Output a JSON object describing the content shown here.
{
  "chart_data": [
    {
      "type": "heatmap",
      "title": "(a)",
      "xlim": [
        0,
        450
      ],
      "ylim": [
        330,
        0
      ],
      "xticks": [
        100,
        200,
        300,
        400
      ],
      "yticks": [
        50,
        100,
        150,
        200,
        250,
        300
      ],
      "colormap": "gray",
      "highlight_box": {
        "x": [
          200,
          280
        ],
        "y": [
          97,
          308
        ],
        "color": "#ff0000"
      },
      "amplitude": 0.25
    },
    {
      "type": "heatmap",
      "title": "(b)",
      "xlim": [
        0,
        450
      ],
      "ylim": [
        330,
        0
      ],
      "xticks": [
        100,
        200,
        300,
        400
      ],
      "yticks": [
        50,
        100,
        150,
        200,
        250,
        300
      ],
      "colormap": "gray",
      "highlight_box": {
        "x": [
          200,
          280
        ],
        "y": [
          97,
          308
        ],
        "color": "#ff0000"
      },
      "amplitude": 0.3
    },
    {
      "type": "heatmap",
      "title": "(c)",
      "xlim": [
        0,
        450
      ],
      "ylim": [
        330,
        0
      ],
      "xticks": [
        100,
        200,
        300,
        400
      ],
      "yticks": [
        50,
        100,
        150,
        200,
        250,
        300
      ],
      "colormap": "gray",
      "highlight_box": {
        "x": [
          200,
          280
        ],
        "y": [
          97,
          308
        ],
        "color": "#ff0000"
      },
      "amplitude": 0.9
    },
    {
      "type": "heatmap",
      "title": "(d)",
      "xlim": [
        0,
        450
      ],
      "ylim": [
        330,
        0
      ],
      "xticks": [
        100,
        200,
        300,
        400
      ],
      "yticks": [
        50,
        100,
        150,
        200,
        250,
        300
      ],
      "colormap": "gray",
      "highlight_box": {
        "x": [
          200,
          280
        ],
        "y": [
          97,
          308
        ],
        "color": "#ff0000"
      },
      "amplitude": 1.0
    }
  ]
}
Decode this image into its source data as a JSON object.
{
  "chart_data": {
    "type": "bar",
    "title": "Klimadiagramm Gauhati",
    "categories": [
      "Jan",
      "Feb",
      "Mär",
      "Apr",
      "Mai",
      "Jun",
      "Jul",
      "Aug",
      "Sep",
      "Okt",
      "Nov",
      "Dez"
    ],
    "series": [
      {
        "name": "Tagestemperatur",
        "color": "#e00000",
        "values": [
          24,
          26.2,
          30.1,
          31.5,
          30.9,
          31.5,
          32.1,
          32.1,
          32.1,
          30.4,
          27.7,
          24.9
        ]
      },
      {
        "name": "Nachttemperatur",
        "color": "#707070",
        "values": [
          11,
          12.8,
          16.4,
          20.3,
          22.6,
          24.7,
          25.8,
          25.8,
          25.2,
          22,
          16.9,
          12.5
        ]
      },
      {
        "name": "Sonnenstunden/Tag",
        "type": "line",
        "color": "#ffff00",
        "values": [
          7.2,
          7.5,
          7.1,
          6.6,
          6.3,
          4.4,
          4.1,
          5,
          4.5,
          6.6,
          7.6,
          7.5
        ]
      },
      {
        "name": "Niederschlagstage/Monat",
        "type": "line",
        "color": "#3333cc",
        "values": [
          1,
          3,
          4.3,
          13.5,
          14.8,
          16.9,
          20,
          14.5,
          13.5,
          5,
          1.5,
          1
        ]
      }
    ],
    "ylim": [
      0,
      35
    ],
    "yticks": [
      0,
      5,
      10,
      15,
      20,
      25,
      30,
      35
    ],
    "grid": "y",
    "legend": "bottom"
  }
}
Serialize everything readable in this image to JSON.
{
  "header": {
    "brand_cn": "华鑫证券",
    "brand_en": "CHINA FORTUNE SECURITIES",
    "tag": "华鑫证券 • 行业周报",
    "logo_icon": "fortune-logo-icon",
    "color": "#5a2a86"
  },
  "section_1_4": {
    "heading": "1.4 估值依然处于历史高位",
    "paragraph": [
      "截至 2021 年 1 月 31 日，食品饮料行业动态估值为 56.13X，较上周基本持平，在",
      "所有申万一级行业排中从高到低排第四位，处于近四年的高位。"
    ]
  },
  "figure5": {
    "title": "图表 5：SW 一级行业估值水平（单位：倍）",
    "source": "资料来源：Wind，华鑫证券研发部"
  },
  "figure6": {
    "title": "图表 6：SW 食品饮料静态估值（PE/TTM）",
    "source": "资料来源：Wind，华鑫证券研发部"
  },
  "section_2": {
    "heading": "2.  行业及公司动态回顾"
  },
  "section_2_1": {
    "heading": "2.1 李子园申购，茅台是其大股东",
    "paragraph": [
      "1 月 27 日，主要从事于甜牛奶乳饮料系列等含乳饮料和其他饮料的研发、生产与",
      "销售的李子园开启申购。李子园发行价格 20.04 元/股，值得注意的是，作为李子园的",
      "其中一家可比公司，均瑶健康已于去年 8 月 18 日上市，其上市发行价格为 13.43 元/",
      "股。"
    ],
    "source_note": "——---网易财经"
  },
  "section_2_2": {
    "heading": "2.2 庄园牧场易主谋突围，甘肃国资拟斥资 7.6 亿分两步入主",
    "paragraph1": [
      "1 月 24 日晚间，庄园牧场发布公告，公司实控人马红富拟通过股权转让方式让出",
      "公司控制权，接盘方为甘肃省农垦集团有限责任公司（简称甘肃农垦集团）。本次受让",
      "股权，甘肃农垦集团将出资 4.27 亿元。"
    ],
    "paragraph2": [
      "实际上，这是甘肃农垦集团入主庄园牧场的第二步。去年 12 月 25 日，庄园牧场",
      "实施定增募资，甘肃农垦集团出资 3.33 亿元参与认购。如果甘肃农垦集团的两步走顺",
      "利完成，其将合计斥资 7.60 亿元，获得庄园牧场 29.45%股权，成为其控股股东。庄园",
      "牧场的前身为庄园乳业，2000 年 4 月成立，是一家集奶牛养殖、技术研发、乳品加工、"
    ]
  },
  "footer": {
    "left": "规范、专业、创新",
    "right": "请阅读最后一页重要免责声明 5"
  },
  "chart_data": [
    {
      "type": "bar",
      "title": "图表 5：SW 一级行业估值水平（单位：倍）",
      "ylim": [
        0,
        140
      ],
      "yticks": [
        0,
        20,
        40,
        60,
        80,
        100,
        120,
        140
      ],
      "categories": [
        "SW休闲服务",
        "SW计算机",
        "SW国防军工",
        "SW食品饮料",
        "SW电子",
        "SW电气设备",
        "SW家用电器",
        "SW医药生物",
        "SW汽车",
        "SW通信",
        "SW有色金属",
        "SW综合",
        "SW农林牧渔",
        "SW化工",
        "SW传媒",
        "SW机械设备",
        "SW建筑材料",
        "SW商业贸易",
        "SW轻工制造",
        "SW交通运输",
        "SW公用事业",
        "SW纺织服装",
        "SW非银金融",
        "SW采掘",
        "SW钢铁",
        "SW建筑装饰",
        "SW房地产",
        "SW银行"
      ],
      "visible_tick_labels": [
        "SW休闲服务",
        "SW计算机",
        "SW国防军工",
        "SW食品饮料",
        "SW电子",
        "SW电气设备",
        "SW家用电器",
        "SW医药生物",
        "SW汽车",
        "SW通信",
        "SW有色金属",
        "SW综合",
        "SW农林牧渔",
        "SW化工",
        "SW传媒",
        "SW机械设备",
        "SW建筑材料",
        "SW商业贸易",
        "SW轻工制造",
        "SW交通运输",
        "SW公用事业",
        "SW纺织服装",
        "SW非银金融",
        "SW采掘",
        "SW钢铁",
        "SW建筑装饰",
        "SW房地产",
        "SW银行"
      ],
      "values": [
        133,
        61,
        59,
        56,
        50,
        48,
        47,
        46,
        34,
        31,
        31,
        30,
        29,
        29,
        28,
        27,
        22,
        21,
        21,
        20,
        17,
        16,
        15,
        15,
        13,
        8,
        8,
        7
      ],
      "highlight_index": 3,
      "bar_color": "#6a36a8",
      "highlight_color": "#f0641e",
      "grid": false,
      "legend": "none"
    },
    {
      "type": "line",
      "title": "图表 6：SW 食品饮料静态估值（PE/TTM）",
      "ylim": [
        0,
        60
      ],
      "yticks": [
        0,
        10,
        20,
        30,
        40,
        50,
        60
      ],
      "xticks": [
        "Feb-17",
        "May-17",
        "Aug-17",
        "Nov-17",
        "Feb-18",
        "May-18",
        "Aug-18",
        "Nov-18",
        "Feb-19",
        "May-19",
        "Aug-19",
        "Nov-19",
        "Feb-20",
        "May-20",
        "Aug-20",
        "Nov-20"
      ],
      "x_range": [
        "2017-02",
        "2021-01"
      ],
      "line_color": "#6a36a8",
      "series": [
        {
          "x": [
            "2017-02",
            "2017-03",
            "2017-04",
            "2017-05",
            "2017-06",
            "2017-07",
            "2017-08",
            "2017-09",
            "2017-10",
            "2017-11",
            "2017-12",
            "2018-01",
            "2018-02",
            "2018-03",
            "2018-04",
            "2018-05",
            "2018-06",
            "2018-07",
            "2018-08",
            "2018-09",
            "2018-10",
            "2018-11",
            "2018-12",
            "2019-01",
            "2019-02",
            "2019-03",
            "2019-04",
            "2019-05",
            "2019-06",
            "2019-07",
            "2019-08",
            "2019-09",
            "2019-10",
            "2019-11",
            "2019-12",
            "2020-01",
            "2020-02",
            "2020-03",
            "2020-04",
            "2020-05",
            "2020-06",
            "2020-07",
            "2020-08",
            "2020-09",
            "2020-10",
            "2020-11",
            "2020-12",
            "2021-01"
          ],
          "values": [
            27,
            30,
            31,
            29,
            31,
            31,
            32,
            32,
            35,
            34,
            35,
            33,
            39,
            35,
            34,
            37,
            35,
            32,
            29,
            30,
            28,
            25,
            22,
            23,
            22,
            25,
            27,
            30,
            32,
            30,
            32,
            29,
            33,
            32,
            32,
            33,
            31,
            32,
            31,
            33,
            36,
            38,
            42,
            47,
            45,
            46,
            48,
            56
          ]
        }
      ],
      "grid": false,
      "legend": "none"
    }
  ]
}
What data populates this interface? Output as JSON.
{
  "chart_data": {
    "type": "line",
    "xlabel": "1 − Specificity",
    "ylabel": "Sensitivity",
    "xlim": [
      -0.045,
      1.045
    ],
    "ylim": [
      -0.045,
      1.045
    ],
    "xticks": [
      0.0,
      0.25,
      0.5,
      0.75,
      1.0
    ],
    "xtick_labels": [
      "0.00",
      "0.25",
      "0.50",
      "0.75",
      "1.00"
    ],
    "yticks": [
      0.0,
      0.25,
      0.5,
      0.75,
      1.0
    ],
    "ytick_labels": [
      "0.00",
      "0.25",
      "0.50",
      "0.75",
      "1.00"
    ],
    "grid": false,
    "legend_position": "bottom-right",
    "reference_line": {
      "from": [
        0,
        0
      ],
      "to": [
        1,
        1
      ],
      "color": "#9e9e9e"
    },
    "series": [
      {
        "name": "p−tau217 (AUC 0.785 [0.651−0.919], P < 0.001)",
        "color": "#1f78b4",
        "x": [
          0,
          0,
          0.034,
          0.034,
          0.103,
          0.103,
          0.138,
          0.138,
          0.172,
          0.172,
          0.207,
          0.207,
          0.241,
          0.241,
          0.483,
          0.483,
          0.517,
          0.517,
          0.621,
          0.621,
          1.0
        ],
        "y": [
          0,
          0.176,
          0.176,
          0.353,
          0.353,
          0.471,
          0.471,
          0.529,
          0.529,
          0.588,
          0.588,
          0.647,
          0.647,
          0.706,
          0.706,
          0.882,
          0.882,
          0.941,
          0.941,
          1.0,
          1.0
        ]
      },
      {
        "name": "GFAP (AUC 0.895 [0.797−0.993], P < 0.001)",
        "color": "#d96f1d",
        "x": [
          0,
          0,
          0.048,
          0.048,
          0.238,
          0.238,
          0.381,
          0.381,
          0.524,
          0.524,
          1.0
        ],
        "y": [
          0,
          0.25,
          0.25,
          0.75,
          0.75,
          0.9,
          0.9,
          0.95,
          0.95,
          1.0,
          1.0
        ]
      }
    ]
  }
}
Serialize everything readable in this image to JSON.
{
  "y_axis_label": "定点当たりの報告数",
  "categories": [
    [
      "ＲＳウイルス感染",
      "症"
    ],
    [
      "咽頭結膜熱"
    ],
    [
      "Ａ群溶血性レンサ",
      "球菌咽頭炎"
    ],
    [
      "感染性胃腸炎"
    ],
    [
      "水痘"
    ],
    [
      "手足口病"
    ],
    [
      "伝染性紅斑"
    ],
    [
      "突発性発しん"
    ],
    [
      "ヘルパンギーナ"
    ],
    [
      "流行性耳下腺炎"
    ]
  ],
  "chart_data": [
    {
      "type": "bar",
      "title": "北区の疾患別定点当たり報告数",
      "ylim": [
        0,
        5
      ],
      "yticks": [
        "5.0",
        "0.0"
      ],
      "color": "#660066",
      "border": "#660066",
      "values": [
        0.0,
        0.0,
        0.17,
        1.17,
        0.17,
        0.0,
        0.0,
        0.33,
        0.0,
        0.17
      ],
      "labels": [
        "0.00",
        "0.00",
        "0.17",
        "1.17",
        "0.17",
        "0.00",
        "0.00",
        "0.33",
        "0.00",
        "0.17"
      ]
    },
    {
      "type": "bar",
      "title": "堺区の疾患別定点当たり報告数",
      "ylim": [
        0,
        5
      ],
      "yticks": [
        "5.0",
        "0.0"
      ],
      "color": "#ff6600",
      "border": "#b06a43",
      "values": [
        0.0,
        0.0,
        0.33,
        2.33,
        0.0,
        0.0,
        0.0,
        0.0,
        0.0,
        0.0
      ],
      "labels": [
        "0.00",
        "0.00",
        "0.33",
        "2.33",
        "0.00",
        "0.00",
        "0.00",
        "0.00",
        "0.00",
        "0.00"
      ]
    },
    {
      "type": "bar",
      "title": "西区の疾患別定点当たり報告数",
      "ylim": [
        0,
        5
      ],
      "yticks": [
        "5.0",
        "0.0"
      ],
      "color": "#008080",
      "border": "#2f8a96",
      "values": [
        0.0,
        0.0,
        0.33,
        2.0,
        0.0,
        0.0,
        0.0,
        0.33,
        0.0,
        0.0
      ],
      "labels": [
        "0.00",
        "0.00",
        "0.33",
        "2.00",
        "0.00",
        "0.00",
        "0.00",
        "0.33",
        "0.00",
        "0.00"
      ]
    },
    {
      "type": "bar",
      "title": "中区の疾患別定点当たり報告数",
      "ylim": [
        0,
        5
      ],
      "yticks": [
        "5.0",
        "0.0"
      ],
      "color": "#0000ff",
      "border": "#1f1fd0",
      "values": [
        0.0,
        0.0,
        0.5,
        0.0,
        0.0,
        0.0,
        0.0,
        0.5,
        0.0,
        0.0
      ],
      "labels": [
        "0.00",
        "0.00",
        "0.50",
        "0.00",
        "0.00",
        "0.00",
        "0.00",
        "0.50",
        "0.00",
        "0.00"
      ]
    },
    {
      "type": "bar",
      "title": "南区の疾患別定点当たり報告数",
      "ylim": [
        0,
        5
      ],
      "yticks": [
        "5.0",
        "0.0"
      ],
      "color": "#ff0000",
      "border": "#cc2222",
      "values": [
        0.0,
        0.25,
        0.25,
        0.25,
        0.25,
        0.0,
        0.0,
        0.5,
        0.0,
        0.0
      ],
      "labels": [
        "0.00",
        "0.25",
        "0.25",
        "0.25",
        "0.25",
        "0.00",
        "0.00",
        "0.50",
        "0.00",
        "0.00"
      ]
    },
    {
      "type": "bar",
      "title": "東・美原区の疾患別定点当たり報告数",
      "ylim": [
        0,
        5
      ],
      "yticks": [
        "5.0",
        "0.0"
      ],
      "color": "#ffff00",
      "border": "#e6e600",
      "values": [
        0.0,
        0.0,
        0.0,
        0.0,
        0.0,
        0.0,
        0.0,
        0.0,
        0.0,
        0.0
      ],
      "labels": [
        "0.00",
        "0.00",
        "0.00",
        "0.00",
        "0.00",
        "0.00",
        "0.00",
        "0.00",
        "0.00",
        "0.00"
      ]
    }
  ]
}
━━━━━━━━━━━━━━━━━━━━
REQUIREMENTS: Find the word "name" in the material, then list each line that holds it.

RESULT FOR THIS EXERCISE:
        "name": "Tagestemperatur",
        "name": "Nachttemperatur",
        "name": "Sonnenstunden/Tag",
        "name": "Niederschlagstage/Monat",
        "name": "p−tau217 (AUC 0.785 [0.651−0.919], P < 0.001)",
        "name": "GFAP (AUC 0.895 [0.797−0.993], P < 0.001)",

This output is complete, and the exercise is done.